Dataset entries:

= = =

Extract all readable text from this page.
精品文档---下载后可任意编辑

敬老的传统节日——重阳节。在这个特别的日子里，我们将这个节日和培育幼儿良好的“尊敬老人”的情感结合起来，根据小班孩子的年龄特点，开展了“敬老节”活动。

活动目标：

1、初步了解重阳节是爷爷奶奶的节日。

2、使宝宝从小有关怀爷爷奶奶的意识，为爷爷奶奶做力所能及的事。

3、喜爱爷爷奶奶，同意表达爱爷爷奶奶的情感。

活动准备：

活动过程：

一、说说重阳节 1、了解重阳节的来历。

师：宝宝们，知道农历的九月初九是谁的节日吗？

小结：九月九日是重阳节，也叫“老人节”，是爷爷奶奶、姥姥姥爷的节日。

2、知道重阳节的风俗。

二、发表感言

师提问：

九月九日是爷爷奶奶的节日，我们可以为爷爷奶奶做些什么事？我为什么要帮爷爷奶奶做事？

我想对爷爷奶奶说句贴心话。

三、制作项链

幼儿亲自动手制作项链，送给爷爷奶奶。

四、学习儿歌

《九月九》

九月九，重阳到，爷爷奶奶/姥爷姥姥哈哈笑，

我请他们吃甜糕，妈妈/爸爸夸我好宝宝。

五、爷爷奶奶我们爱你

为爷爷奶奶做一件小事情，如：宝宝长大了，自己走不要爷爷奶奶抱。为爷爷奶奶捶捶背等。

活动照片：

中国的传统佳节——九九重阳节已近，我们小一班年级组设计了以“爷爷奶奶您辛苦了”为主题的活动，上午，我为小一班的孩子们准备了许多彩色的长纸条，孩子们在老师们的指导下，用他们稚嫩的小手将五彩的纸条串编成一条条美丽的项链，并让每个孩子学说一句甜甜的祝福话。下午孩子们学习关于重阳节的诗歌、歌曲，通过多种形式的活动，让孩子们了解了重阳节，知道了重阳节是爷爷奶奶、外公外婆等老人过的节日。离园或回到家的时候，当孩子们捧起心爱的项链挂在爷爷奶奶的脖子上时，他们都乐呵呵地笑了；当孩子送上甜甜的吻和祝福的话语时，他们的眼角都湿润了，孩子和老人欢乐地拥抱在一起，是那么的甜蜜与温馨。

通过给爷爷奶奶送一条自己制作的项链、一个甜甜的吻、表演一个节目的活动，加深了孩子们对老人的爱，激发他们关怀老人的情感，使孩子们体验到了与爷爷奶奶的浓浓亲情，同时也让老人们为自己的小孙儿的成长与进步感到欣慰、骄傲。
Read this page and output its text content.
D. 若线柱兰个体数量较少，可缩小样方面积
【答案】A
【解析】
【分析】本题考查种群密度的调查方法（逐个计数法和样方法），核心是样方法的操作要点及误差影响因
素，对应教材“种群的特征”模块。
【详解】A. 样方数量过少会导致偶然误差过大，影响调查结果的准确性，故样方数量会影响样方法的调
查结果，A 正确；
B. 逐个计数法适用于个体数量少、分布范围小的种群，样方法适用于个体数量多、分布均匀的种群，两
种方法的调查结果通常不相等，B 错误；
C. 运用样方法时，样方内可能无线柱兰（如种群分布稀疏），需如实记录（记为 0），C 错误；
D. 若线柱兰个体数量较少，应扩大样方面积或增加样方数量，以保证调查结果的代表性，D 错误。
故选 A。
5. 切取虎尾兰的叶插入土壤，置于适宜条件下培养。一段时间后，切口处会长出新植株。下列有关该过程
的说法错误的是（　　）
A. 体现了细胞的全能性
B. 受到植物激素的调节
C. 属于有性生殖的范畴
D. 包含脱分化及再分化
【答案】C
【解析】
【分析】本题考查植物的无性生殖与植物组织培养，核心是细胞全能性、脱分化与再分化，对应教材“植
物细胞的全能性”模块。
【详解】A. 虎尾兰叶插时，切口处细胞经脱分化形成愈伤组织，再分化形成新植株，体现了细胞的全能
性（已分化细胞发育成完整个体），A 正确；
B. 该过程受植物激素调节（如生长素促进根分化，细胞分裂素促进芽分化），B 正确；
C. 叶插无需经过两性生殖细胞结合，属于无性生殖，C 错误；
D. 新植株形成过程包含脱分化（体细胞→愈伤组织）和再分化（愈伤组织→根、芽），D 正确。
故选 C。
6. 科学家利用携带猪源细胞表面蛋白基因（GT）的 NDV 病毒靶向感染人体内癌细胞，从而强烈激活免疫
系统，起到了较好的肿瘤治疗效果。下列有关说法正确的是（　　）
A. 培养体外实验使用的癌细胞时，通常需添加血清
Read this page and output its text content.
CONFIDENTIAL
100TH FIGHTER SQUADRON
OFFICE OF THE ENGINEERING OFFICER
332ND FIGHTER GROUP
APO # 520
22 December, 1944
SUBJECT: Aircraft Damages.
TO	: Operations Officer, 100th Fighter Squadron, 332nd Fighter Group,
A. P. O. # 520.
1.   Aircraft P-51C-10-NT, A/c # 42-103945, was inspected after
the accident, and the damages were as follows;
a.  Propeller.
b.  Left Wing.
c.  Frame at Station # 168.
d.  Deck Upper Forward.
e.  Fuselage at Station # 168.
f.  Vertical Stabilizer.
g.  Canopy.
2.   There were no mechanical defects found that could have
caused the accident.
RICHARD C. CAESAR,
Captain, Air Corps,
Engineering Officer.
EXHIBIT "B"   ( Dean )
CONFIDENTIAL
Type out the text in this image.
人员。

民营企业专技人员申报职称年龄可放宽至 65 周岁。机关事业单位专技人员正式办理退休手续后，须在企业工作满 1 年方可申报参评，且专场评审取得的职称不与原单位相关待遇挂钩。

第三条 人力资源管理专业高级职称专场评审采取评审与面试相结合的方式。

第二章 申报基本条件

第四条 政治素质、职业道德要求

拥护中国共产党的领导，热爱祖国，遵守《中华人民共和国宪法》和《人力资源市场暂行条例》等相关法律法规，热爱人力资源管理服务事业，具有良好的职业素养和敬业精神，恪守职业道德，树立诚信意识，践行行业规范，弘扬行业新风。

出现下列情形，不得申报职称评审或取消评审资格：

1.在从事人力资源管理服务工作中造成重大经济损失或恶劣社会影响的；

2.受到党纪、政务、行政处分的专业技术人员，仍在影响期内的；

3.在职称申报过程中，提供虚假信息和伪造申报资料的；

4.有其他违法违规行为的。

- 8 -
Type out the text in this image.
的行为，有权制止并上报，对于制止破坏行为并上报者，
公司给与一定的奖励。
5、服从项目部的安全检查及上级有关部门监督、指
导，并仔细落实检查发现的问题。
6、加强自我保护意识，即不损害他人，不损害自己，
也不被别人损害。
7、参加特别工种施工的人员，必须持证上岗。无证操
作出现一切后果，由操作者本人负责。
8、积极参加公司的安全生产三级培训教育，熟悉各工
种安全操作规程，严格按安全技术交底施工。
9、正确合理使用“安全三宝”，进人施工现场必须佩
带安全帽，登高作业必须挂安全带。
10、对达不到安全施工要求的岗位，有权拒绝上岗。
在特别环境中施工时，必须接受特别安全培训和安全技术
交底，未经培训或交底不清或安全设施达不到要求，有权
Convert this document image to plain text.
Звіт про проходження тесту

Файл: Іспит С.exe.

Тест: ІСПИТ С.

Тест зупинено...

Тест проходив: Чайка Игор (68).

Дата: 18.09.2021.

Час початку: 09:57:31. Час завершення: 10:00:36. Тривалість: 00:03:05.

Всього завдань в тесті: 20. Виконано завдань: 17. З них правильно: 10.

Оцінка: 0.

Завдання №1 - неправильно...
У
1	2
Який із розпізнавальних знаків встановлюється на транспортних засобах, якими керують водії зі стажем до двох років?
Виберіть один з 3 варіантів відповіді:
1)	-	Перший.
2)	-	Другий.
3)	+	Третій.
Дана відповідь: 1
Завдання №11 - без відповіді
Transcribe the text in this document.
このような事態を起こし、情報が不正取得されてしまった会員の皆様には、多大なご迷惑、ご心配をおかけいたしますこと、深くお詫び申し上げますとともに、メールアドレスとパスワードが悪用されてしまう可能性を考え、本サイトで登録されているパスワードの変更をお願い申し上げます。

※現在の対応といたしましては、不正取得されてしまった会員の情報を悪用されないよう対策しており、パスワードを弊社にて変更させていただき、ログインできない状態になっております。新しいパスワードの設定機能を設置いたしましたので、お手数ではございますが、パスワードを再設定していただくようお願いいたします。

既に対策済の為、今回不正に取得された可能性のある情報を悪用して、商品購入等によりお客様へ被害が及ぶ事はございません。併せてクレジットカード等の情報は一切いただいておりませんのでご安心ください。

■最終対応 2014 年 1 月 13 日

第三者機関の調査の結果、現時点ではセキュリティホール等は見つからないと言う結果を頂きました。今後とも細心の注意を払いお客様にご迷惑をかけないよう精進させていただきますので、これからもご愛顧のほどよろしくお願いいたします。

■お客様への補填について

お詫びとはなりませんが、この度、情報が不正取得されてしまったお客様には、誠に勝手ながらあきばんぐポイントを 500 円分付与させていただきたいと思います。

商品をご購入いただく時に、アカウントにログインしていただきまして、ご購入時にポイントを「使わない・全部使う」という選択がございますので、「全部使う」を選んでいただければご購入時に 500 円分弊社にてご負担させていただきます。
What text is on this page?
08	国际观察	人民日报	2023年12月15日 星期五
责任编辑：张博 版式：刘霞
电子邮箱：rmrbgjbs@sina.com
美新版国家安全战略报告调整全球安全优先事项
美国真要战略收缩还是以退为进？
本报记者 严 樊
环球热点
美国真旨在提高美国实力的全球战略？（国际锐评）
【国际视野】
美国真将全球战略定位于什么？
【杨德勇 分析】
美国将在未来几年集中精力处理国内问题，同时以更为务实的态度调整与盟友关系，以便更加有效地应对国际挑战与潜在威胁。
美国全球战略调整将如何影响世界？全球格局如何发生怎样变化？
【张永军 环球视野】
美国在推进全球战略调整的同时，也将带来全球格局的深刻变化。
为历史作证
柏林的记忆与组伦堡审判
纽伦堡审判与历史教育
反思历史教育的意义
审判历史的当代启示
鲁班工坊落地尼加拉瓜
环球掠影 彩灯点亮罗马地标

= = =

Problem requirements:
From the entries above, copy each line holding "对应教材".

Written answer:
素，对应教材“种群的特征”模块。
【分析】本题考查植物的无性生殖与植物组织培养，核心是细胞全能性、脱分化与再分化，对应教材“植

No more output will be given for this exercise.